[Start of Input for this task]
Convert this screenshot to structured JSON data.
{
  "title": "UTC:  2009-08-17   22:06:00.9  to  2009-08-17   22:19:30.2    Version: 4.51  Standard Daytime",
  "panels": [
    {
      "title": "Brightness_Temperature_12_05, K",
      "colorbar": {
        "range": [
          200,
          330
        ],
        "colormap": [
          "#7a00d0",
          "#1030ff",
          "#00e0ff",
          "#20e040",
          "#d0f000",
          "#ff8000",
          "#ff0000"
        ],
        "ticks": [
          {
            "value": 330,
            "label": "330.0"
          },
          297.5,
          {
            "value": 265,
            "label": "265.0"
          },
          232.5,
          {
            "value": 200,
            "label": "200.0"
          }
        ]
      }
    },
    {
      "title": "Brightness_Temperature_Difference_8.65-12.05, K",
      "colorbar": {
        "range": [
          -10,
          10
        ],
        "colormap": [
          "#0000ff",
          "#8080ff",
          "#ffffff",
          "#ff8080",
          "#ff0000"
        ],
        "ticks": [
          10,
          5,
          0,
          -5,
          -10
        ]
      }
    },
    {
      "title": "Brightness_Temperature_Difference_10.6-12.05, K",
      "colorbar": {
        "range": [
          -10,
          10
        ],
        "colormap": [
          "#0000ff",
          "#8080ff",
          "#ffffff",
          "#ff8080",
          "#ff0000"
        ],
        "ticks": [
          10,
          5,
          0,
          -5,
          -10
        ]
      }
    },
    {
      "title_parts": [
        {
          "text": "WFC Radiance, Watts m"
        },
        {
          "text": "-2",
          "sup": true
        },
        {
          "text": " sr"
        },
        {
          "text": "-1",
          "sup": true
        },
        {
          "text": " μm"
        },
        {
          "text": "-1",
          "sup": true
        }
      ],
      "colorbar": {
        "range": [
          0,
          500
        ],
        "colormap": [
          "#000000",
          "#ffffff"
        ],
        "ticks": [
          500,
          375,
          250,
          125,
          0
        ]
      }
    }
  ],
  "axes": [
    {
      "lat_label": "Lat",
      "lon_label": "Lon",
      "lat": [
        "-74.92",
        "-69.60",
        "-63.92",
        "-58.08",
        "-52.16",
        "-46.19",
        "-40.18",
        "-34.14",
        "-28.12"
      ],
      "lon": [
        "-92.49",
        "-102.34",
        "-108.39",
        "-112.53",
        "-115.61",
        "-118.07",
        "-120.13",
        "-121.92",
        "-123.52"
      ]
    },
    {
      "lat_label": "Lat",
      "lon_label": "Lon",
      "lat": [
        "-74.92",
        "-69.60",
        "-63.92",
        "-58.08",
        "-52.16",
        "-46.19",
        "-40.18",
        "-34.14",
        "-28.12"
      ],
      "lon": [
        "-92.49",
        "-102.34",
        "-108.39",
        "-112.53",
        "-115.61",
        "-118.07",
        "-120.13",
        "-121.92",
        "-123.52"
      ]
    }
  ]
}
[End of Input for this task]
[Start of Input for this task]
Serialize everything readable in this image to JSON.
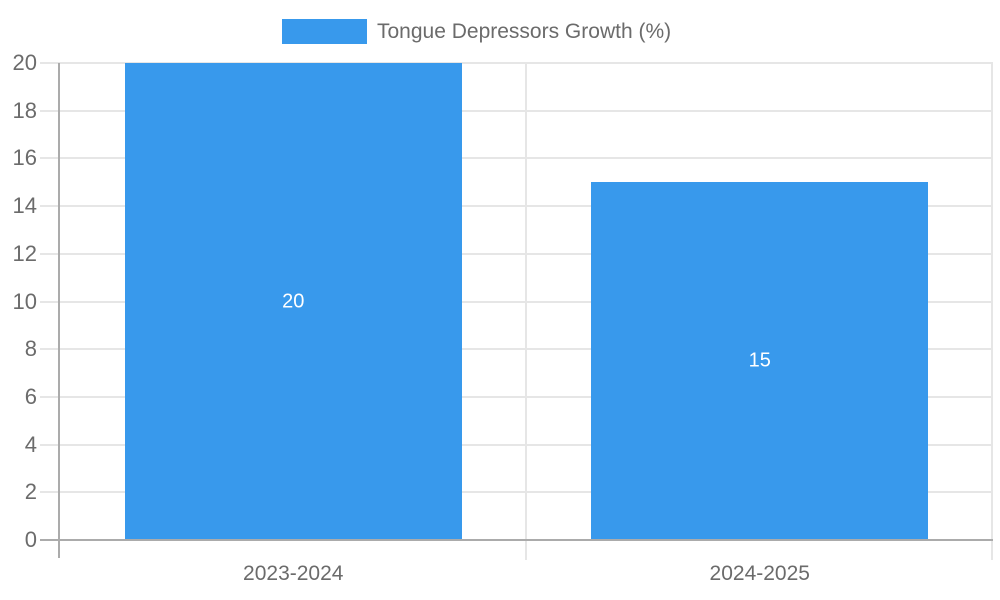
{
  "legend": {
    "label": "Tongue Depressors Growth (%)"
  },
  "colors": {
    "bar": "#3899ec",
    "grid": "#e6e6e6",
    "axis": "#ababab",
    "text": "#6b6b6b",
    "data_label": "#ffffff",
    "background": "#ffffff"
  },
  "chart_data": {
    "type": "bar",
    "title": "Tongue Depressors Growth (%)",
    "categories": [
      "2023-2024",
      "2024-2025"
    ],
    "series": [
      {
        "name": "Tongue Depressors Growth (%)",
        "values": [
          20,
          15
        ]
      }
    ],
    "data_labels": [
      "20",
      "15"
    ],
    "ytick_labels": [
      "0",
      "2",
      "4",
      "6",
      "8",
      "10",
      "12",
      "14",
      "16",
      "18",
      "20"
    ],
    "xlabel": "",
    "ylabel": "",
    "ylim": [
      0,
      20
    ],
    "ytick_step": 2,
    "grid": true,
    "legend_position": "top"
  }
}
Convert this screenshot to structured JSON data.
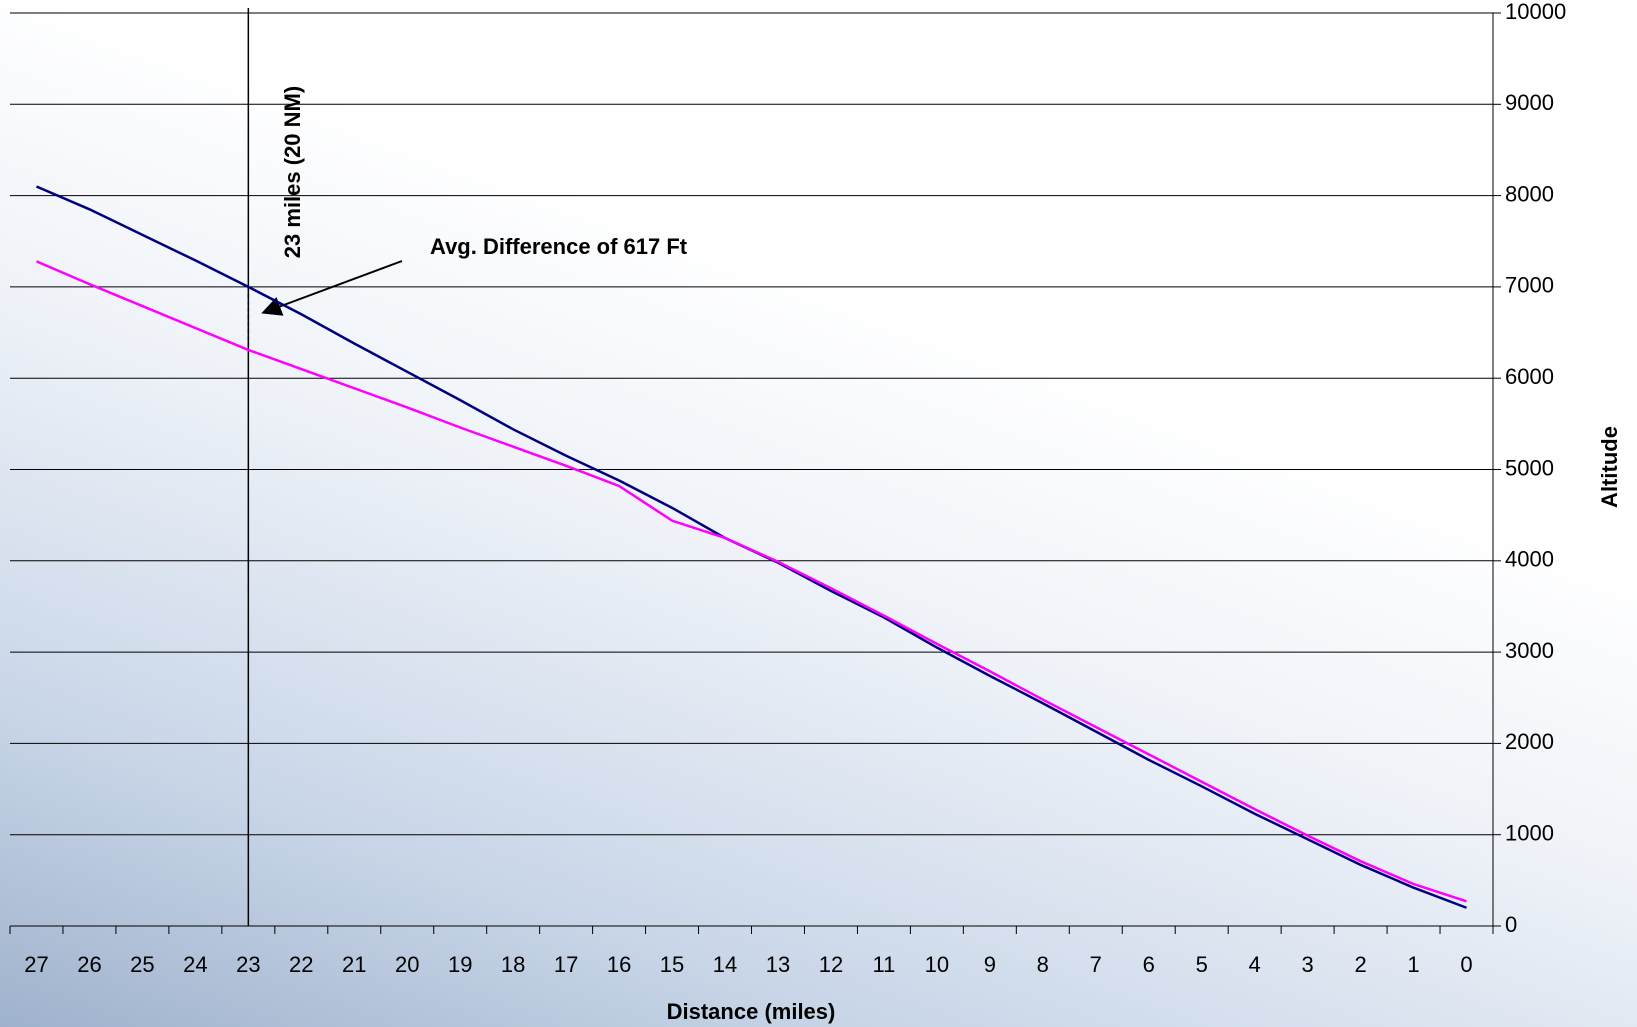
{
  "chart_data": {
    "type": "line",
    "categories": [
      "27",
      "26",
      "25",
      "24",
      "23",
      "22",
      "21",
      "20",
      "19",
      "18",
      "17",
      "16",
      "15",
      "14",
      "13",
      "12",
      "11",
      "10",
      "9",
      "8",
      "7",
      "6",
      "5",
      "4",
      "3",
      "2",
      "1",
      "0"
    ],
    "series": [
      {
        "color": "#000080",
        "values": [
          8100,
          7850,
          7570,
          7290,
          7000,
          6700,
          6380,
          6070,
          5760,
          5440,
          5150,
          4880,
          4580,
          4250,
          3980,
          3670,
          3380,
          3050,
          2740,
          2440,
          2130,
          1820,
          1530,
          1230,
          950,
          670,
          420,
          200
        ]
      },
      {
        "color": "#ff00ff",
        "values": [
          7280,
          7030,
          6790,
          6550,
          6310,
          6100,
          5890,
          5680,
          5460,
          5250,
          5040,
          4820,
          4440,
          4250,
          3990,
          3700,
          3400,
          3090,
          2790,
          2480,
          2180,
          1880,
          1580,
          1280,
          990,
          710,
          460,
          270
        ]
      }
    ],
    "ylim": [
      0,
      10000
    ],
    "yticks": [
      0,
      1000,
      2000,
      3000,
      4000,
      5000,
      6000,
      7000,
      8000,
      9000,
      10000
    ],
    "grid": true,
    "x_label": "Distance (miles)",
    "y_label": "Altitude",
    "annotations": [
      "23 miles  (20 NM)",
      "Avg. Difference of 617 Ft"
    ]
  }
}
[End of Input for this task]
[Start of Input for this task]
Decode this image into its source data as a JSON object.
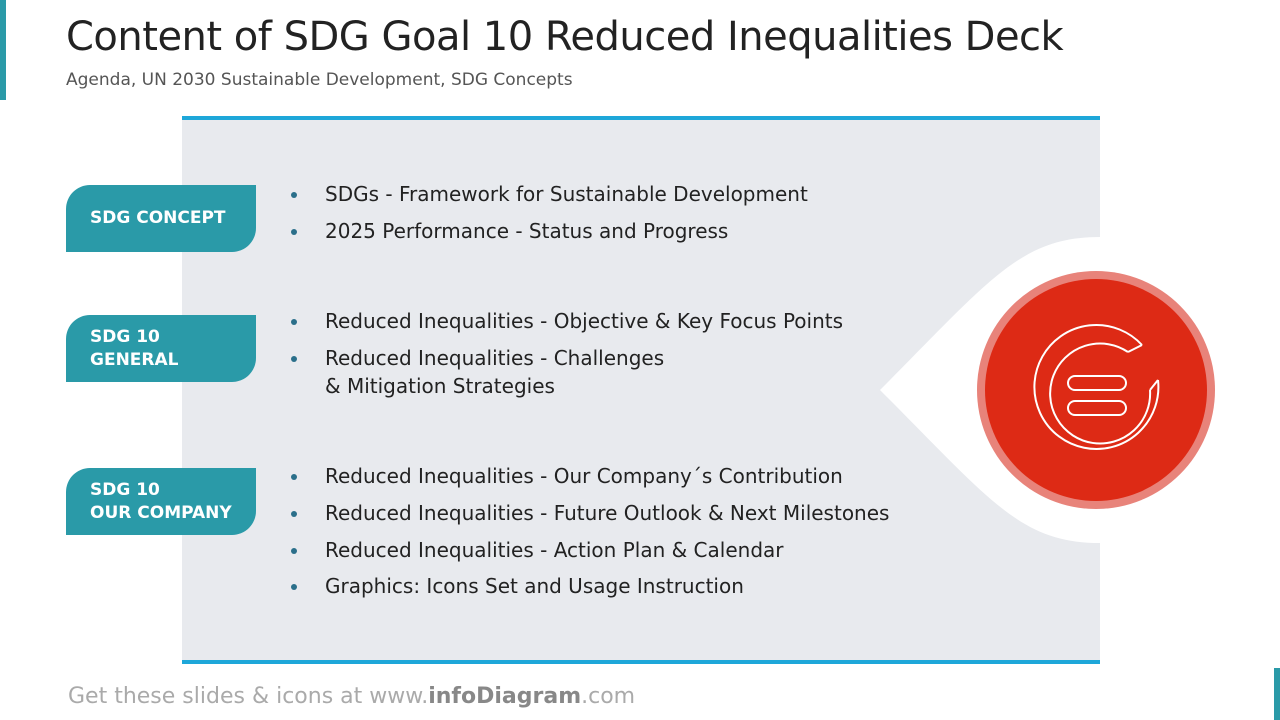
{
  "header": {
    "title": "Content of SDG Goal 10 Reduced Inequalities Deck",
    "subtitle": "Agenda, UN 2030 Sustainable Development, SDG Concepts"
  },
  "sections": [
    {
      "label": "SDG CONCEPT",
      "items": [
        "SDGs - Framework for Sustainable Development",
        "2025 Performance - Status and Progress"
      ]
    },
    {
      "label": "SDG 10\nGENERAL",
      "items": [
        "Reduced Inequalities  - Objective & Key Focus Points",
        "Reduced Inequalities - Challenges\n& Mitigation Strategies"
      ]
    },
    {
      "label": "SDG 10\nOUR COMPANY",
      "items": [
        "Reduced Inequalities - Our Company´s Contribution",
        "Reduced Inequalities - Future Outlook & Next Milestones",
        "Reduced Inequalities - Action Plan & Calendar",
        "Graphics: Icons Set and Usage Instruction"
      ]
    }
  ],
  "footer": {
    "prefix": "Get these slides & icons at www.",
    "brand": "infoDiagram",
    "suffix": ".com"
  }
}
[End of Input for this task]
(What you should do): Tell how many lines of the material above hold "Depressors", answering with a bare number.

(Expected answer): 3